_Your objective_: Show all lines from the data that include the word "режим".

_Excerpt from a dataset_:
****************************************
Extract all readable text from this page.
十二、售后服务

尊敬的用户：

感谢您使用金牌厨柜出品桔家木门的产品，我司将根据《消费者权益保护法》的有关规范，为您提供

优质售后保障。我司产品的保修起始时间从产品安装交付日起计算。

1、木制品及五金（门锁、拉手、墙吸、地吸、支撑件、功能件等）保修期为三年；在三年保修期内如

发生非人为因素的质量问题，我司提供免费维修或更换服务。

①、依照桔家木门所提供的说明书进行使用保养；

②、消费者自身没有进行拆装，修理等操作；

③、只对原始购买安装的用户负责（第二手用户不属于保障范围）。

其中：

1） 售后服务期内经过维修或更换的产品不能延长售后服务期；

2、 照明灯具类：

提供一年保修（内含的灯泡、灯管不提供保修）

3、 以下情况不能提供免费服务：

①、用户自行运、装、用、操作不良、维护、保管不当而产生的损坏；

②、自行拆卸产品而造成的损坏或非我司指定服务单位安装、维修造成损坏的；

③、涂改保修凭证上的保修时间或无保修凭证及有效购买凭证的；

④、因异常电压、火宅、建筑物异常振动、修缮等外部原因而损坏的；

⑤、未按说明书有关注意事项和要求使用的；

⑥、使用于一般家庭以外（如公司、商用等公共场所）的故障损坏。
****************************************
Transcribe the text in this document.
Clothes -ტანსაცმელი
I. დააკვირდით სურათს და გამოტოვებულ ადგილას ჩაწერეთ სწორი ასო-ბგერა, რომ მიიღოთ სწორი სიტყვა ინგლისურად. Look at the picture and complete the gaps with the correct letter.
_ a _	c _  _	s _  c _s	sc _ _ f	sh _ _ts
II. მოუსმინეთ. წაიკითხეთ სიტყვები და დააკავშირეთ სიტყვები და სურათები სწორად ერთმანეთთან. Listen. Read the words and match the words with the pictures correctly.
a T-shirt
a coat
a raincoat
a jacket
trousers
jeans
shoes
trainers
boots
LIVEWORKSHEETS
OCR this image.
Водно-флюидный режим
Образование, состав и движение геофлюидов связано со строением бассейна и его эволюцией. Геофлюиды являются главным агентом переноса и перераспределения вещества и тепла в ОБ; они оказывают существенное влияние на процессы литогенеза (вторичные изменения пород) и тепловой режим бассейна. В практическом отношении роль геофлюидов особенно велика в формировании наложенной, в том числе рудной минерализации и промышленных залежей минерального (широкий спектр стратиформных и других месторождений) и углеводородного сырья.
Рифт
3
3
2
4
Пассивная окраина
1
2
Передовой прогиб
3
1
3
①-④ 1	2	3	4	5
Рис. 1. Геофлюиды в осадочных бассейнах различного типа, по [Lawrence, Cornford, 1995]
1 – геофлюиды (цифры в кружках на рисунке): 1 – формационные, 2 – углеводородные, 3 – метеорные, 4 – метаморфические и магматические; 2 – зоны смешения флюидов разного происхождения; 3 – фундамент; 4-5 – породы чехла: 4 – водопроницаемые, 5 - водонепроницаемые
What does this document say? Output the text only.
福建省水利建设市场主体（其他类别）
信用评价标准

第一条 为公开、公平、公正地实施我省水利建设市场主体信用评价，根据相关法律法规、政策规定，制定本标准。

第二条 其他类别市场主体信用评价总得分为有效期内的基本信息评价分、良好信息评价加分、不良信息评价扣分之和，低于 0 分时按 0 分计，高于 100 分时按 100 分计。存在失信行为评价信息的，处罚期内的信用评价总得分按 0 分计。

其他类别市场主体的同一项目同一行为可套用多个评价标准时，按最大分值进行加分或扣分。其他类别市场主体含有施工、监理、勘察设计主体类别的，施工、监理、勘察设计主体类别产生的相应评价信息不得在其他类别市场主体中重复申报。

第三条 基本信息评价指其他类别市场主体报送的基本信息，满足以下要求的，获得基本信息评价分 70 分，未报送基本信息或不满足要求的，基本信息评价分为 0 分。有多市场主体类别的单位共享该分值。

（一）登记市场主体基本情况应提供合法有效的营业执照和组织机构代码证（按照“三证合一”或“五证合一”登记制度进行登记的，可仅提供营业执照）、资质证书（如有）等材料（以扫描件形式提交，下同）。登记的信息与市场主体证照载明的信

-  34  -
****************************************
_The result_:
Водно-флюидный режим
Образование, состав и движение геофлюидов связано со строением бассейна и его эволюцией. Геофлюиды являются главным агентом переноса и перераспределения вещества и тепла в ОБ; они оказывают существенное влияние на процессы литогенеза (вторичные изменения пород) и тепловой режим бассейна. В практическом отношении роль геофлюидов особенно велика в формировании наложенной, в том числе рудной минерализации и промышленных залежей минерального (широкий спектр стратиформных и других месторождений) и углеводородного сырья.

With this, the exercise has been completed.